Aim: Show each line that has the string "name" in it.

Material for this task:
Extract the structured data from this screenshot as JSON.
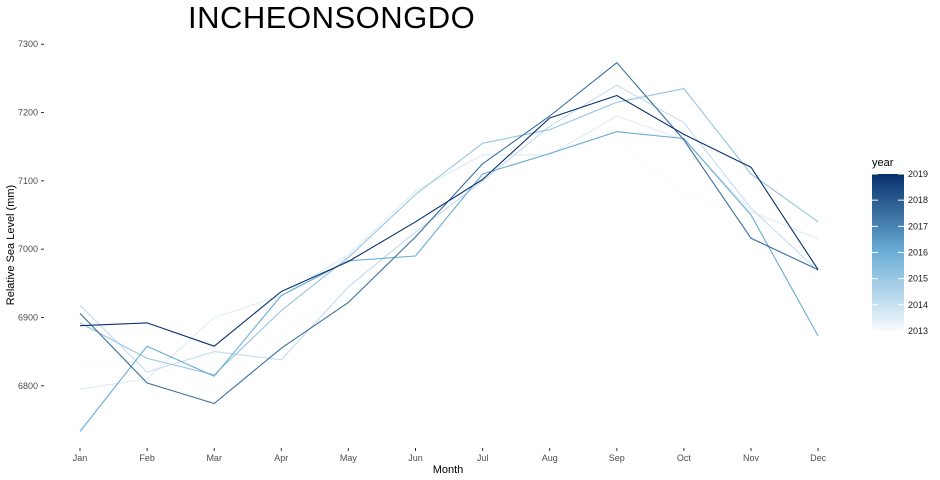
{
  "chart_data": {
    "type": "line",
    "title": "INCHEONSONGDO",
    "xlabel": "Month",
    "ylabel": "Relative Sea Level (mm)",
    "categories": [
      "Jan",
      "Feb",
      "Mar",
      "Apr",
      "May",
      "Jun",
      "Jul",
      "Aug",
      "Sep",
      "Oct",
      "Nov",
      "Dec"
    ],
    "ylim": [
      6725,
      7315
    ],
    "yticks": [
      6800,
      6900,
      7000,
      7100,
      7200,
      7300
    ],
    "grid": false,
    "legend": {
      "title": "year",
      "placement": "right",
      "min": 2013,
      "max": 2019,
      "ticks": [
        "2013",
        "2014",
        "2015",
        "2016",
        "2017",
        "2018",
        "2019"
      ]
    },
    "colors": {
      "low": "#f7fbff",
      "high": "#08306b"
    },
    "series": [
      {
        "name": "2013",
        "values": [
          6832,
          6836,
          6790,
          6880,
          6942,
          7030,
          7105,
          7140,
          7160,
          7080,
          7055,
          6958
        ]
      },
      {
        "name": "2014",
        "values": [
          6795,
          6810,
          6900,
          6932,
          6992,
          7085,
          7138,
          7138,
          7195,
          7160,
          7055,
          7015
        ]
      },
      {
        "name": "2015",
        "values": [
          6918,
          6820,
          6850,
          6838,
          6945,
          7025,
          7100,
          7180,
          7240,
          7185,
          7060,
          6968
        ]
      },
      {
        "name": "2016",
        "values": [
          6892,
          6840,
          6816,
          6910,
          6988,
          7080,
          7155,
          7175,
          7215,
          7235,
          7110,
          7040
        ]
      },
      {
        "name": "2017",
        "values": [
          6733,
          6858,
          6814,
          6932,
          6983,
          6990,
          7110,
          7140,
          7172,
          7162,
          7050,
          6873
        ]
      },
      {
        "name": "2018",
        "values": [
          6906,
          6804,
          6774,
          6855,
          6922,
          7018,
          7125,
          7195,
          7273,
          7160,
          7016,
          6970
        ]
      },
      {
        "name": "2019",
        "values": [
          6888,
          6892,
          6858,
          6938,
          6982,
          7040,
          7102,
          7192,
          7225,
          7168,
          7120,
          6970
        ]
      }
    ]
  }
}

The output:
        "name": "2013",
        "name": "2014",
        "name": "2015",
        "name": "2016",
        "name": "2017",
        "name": "2018",
        "name": "2019",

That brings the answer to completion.